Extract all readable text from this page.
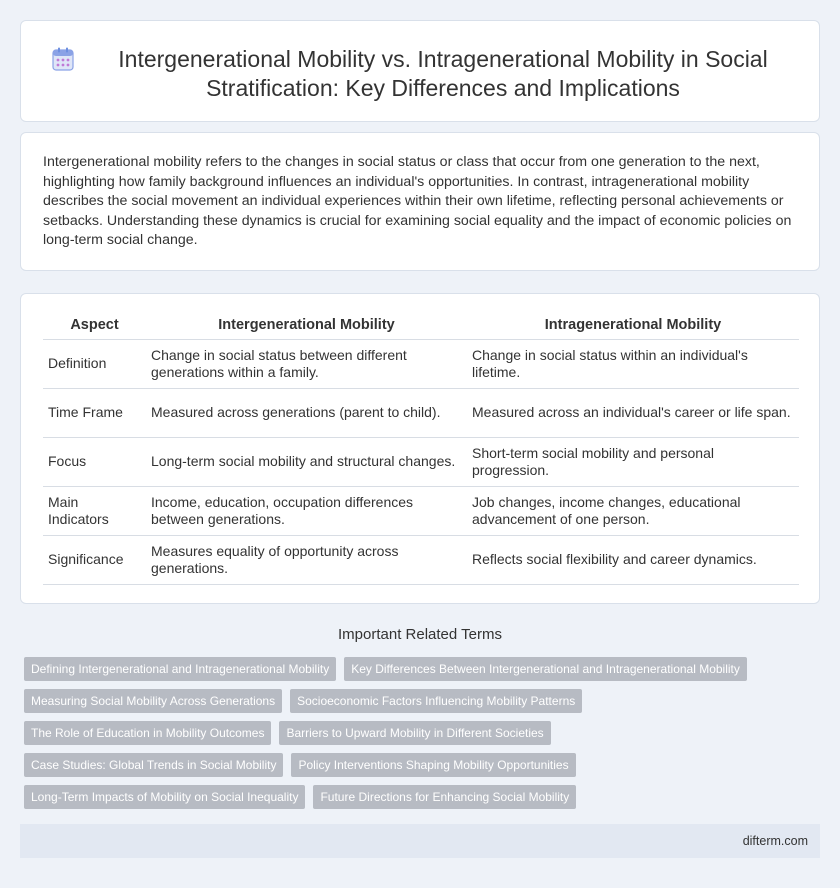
Intergenerational Mobility vs. Intragenerational Mobility in Social Stratification: Key Differences and Implications

Intergenerational mobility refers to the changes in social status or class that occur from one generation to the next, highlighting how family background influences an individual's opportunities. In contrast, intragenerational mobility describes the social movement an individual experiences within their own lifetime, reflecting personal achievements or setbacks. Understanding these dynamics is crucial for examining social equality and the impact of economic policies on long-term social change.

Aspect	Intergenerational Mobility	Intragenerational Mobility
Definition	Change in social status between different generations within a family.	Change in social status within an individual's lifetime.
Time Frame	Measured across generations (parent to child).	Measured across an individual's career or life span.
Focus	Long-term social mobility and structural changes.	Short-term social mobility and personal progression.
Main Indicators	Income, education, occupation differences between generations.	Job changes, income changes, educational advancement of one person.
Significance	Measures equality of opportunity across generations.	Reflects social flexibility and career dynamics.
Important Related Terms
Defining Intergenerational and Intragenerational Mobility	Key Differences Between Intergenerational and Intragenerational Mobility
Measuring Social Mobility Across Generations	Socioeconomic Factors Influencing Mobility Patterns
The Role of Education in Mobility Outcomes	Barriers to Upward Mobility in Different Societies
Case Studies: Global Trends in Social Mobility	Policy Interventions Shaping Mobility Opportunities
Long-Term Impacts of Mobility on Social Inequality	Future Directions for Enhancing Social Mobility
difterm.com
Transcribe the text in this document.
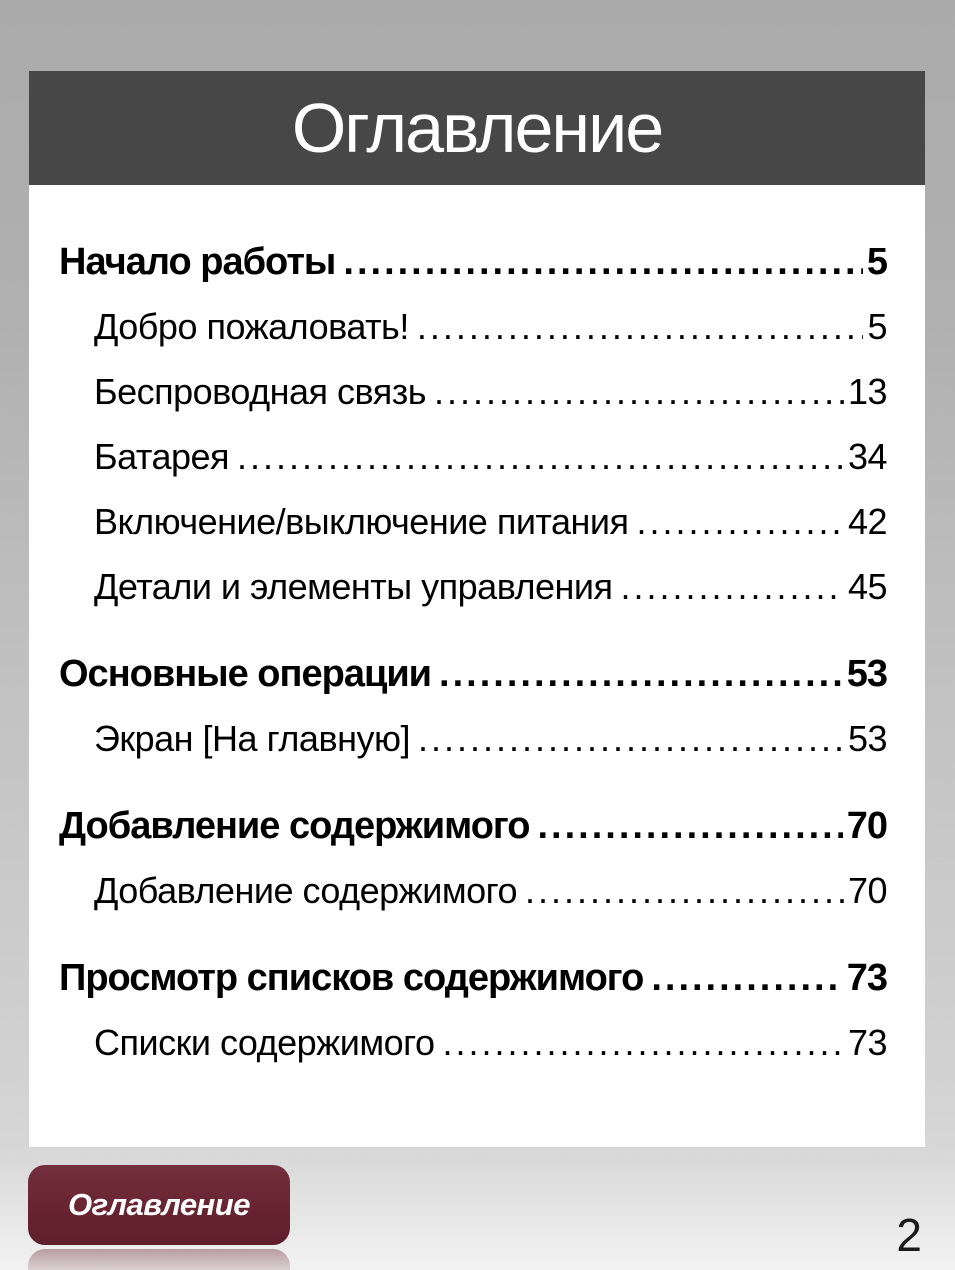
Оглавление
Начало работы .....	5
Добро пожаловать! .....	5
Беспроводная связь .....	13
Батарея .....	34
Включение/выключение питания .....	42
Детали и элементы управления .....	45
Основные операции .....	53
Экран [На главную] .....	53
Добавление содержимого .....	70
Добавление содержимого .....	70
Просмотр списков содержимого .....	73
Списки содержимого .....	73
Оглавление
2
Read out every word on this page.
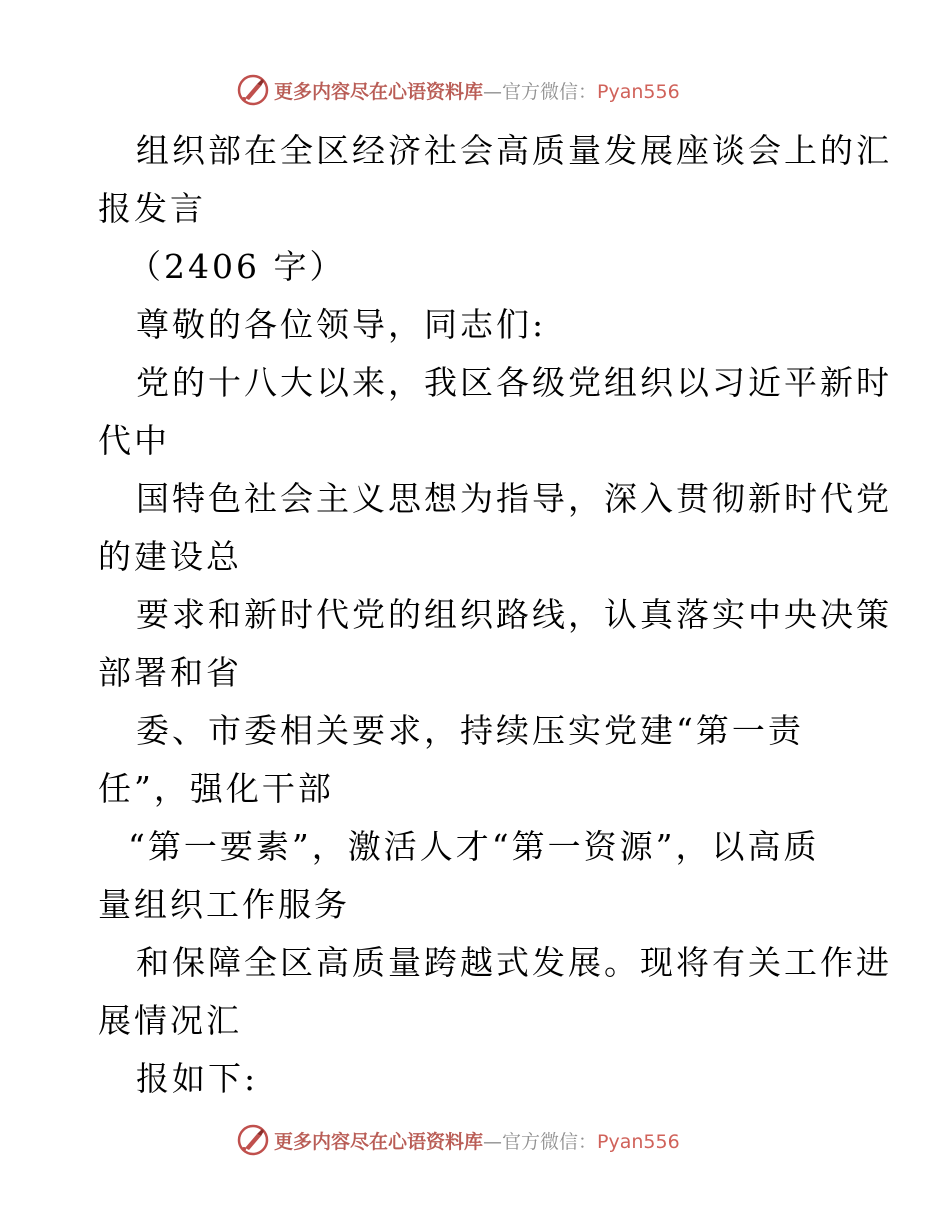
更多内容尽在心语资料库—官方微信：Pyan556
组织部在全区经济社会高质量发展座谈会上的汇
报发言
（2406 字）
尊敬的各位领导，同志们:
党的十八大以来，我区各级党组织以习近平新时
代中
国特色社会主义思想为指导，深入贯彻新时代党
的建设总
要求和新时代党的组织路线，认真落实中央决策
部署和省
委、市委相关要求，持续压实党建“第一责
任”，强化干部
“第一要素”，激活人才“第一资源”，以高质
量组织工作服务
和保障全区高质量跨越式发展。现将有关工作进
展情况汇
报如下:
更多内容尽在心语资料库—官方微信：Pyan556
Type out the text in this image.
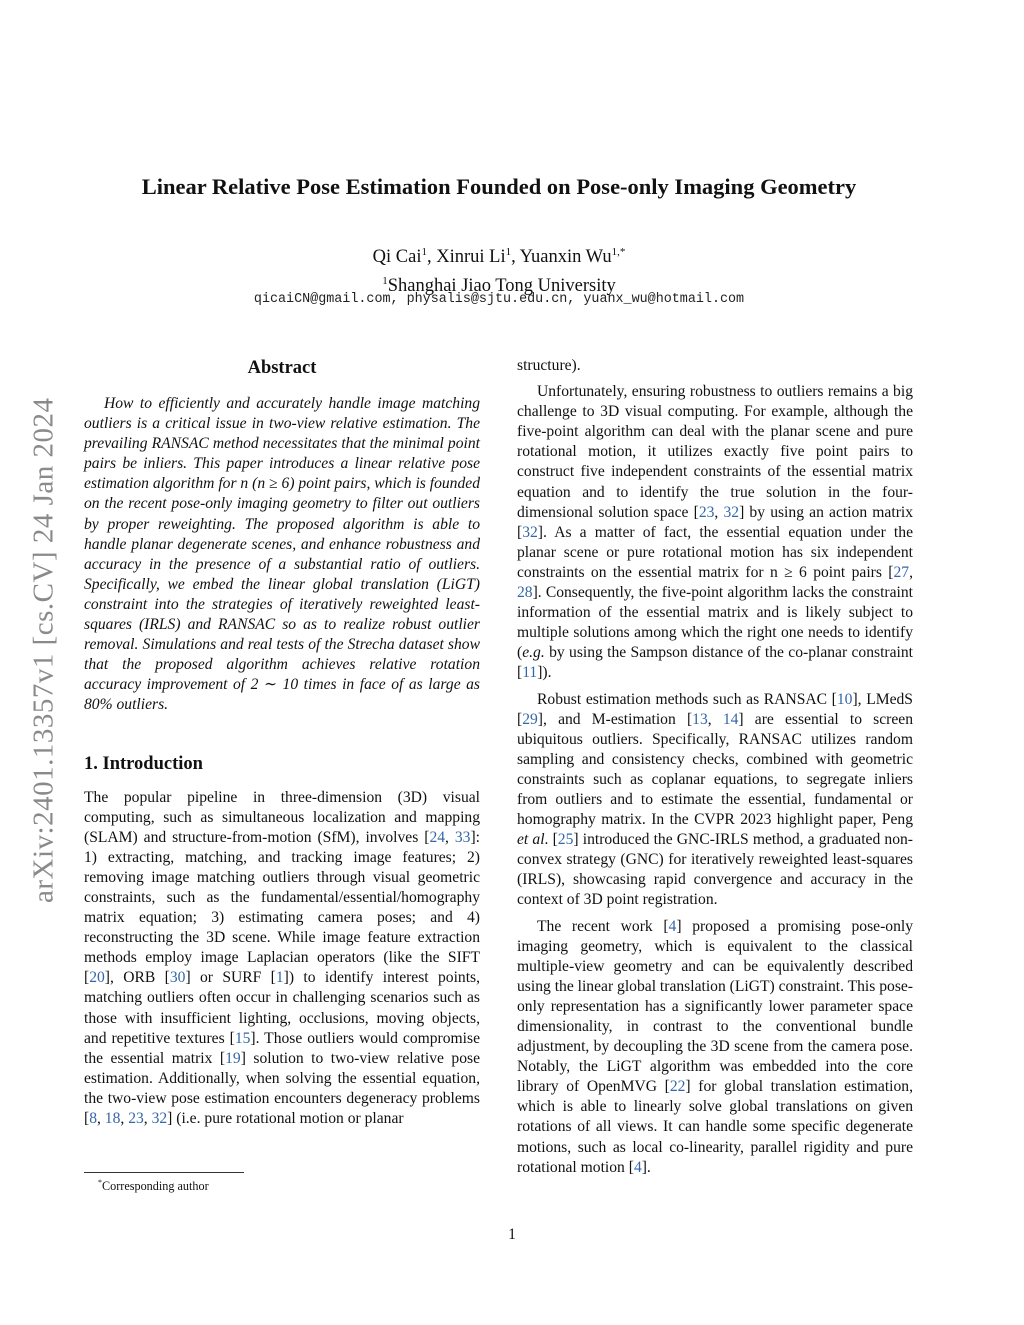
arXiv:2401.13357v1 [cs.CV] 24 Jan 2024
Linear Relative Pose Estimation Founded on Pose-only Imaging Geometry
Qi Cai$^1$, Xinrui Li$^1$, Yuanxin $Wu^{1,*}$
$^1$Shanghai Jiao Tong University
qicaiCN@gmail.com, physalis@sjtu.edu.cn, yuanx_wu@hotmail.com
Abstract

How to efficiently and accurately handle image matching outliers is a critical issue in two-view relative estimation. The prevailing RANSAC method necessitates that the minimal point pairs be inliers. This paper introduces a linear relative pose estimation algorithm for n (n ≥ 6) point pairs, which is founded on the recent pose-only imaging geometry to filter out outliers by proper reweighting. The proposed algorithm is able to handle planar degenerate scenes, and enhance robustness and accuracy in the presence of a substantial ratio of outliers. Specifically, we embed the linear global translation (LiGT) constraint into the strategies of iteratively reweighted least-squares (IRLS) and RANSAC so as to realize robust outlier removal. Simulations and real tests of the Strecha dataset show that the proposed algorithm achieves relative rotation accuracy improvement of 2 ∼ 10 times in face of as large as 80% outliers.

1. Introduction

The popular pipeline in three-dimension (3D) visual computing, such as simultaneous localization and mapping (SLAM) and structure-from-motion (SfM), involves [24, 33]: 1) extracting, matching, and tracking image features; 2) removing image matching outliers through visual geometric constraints, such as the fundamental/essential/homography matrix equation; 3) estimating camera poses; and 4) reconstructing the 3D scene. While image feature extraction methods employ image Laplacian operators (like the SIFT [20], ORB [30] or SURF [1]) to identify interest points, matching outliers often occur in challenging scenarios such as those with insufficient lighting, occlusions, moving objects, and repetitive textures [15]. Those outliers would compromise the essential matrix [19] solution to two-view relative pose estimation. Additionally, when solving the essential equation, the two-view pose estimation encounters degeneracy problems [8, 18, 23, 32] (i.e. pure rotational motion or planar

structure).

Unfortunately, ensuring robustness to outliers remains a big challenge to 3D visual computing. For example, although the five-point algorithm can deal with the planar scene and pure rotational motion, it utilizes exactly five point pairs to construct five independent constraints of the essential matrix equation and to identify the true solution in the four-dimensional solution space [23, 32] by using an action matrix [32]. As a matter of fact, the essential equation under the planar scene or pure rotational motion has six independent constraints on the essential matrix for n ≥ 6 point pairs [27, 28]. Consequently, the five-point algorithm lacks the constraint information of the essential matrix and is likely subject to multiple solutions among which the right one needs to identify (e.g. by using the Sampson distance of the co-planar constraint [11]).

Robust estimation methods such as RANSAC [10], LMedS [29], and M-estimation [13, 14] are essential to screen ubiquitous outliers. Specifically, RANSAC utilizes random sampling and consistency checks, combined with geometric constraints such as coplanar equations, to segregate inliers from outliers and to estimate the essential, fundamental or homography matrix. In the CVPR 2023 highlight paper, Peng et al. [25] introduced the GNC-IRLS method, a graduated non-convex strategy (GNC) for iteratively reweighted least-squares (IRLS), showcasing rapid convergence and accuracy in the context of 3D point registration.

The recent work [4] proposed a promising pose-only imaging geometry, which is equivalent to the classical multiple-view geometry and can be equivalently described using the linear global translation (LiGT) constraint. This pose-only representation has a significantly lower parameter space dimensionality, in contrast to the conventional bundle adjustment, by decoupling the 3D scene from the camera pose. Notably, the LiGT algorithm was embedded into the core library of OpenMVG [22] for global translation estimation, which is able to linearly solve global translations on given rotations of all views. It can handle some specific degenerate motions, such as local co-linearity, parallel rigidity and pure rotational motion [4].

*Corresponding author
1
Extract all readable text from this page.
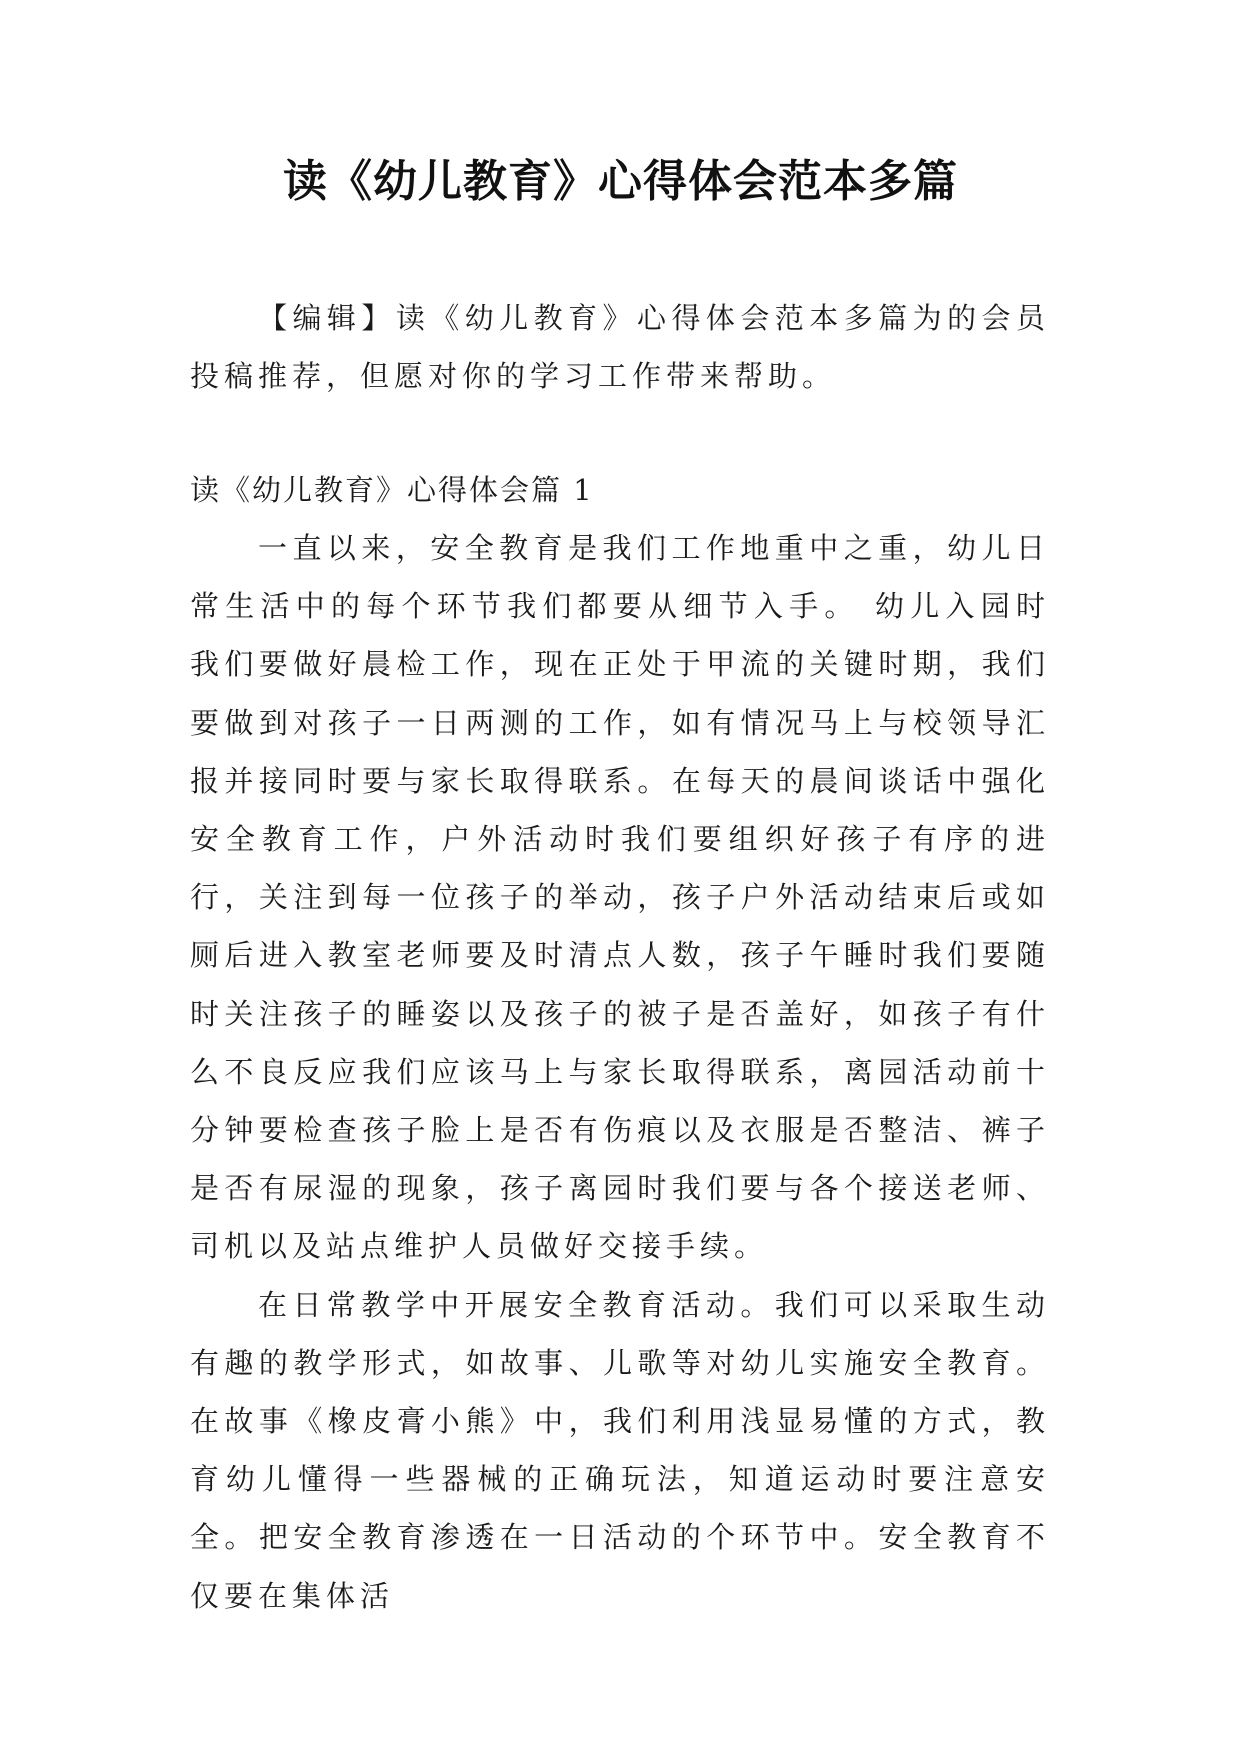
读《幼儿教育》心得体会范本多篇
【编辑】读《幼儿教育》心得体会范本多篇为的会员投稿推荐，但愿对你的学习工作带来帮助。

读《幼儿教育》心得体会篇 1

一直以来，安全教育是我们工作地重中之重，幼儿日常生活中的每个环节我们都要从细节入手。 幼儿入园时我们要做好晨检工作，现在正处于甲流的关键时期，我们要做到对孩子一日两测的工作，如有情况马上与校领导汇报并接同时要与家长取得联系。在每天的晨间谈话中强化安全教育工作，户外活动时我们要组织好孩子有序的进行，关注到每一位孩子的举动，孩子户外活动结束后或如厕后进入教室老师要及时清点人数，孩子午睡时我们要随时关注孩子的睡姿以及孩子的被子是否盖好，如孩子有什么不良反应我们应该马上与家长取得联系，离园活动前十分钟要检查孩子脸上是否有伤痕以及衣服是否整洁、裤子是否有尿湿的现象，孩子离园时我们要与各个接送老师、司机以及站点维护人员做好交接手续。

在日常教学中开展安全教育活动。我们可以采取生动有趣的教学形式，如故事、儿歌等对幼儿实施安全教育。在故事《橡皮膏小熊》中，我们利用浅显易懂的方式，教育幼儿懂得一些器械的正确玩法，知道运动时要注意安全。把安全教育渗透在一日活动的个环节中。安全教育不仅要在集体活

----

Where a line contains "содержимого", copy that line.

Добавление содержимого .....	70
Добавление содержимого .....	70
Просмотр списков содержимого .....	73
Списки содержимого .....	73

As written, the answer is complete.